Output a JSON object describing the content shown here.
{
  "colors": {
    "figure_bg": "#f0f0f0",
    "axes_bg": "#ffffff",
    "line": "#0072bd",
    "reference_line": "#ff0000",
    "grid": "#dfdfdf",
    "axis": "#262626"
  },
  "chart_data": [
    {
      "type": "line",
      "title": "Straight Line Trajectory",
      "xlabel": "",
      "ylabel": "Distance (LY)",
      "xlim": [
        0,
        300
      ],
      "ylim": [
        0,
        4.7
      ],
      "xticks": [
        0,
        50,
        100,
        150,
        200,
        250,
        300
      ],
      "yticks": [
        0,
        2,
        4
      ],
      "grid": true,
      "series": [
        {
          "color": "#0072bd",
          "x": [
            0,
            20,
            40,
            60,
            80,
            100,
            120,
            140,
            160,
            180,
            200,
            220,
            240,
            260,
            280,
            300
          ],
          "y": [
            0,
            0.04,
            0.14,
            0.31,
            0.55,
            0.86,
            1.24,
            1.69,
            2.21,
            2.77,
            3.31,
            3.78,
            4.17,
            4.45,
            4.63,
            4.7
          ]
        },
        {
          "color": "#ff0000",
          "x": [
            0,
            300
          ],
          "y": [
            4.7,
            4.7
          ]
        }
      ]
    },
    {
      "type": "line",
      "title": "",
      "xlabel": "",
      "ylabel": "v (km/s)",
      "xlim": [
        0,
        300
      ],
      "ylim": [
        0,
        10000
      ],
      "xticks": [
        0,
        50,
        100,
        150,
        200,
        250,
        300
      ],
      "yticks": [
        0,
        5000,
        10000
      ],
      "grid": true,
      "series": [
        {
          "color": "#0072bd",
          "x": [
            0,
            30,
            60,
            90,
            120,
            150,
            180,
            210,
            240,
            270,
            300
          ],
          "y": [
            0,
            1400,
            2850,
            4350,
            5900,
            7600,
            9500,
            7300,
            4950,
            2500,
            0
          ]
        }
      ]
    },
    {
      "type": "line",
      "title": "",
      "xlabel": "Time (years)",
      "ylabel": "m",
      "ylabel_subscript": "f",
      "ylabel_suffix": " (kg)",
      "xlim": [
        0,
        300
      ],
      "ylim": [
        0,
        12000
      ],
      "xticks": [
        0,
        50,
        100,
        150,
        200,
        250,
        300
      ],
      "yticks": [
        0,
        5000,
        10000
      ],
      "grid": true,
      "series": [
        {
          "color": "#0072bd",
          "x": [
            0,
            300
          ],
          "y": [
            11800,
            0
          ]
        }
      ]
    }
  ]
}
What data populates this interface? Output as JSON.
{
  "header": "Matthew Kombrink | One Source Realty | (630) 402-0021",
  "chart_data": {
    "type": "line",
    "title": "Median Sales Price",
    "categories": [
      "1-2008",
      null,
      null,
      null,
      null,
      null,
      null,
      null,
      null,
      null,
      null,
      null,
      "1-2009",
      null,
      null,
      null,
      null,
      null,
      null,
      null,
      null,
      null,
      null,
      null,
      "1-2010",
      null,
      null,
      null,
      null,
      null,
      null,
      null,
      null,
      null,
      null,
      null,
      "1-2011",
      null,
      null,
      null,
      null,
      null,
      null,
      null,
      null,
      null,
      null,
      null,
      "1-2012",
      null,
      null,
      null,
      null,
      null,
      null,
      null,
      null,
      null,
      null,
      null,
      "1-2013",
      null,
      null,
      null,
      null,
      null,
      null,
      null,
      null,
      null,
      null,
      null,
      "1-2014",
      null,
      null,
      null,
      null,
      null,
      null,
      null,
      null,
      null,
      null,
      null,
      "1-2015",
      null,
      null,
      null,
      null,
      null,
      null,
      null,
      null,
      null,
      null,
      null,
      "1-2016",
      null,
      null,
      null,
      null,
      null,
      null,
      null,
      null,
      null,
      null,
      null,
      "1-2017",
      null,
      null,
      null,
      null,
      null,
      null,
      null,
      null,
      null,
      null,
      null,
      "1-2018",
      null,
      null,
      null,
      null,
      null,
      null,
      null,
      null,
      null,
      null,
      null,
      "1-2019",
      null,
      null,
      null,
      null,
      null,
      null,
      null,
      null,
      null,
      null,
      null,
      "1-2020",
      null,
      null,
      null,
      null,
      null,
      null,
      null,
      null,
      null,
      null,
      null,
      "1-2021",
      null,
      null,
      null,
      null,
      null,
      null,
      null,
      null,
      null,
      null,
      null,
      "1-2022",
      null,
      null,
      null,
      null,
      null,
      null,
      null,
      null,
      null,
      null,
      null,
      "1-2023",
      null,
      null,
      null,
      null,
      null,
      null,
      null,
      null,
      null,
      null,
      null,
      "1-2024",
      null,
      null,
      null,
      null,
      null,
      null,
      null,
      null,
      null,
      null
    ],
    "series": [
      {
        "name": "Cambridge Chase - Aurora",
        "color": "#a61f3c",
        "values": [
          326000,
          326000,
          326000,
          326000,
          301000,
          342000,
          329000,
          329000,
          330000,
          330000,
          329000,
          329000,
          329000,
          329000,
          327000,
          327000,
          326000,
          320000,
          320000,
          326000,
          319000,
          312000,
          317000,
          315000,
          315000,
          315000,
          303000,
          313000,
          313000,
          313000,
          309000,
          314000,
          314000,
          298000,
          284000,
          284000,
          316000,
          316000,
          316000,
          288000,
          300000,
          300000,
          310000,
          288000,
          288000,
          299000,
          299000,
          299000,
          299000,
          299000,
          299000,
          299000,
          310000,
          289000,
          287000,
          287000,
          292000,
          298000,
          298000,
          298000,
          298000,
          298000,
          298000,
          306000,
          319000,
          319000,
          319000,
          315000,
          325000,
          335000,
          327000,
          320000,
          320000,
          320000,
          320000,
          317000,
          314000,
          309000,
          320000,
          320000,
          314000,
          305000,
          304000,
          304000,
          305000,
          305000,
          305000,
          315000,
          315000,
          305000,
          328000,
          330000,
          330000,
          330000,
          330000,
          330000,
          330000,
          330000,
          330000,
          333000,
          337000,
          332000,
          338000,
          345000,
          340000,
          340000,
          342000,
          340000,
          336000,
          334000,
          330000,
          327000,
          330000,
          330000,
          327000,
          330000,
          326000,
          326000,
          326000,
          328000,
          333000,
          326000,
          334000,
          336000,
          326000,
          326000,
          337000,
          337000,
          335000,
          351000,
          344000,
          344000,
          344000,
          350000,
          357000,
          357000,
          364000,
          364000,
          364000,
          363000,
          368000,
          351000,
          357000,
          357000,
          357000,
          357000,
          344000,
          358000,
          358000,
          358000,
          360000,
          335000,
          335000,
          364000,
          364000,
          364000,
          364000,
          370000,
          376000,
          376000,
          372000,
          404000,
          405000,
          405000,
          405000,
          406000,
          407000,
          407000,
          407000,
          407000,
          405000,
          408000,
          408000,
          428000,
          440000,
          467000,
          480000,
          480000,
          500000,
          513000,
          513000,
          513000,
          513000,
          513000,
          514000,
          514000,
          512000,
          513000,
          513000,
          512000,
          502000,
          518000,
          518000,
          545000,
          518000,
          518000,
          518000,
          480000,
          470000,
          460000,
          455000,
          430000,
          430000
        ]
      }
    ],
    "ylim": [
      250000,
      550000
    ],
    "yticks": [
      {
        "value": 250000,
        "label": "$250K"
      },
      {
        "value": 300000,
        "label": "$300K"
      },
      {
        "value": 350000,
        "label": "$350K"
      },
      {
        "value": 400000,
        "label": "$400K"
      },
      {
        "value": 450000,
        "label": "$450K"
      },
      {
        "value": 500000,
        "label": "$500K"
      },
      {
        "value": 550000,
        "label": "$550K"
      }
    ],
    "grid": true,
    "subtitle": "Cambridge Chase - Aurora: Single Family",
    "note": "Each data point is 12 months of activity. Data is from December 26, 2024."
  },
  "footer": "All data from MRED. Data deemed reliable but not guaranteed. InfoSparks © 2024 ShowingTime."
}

TASK PROMPT:
Find every line in the records that contains the word "JSON"; copy those lines.

COMPLETE OUTPUT:
Output a JSON object describing the content shown here.
What data populates this interface? Output as JSON.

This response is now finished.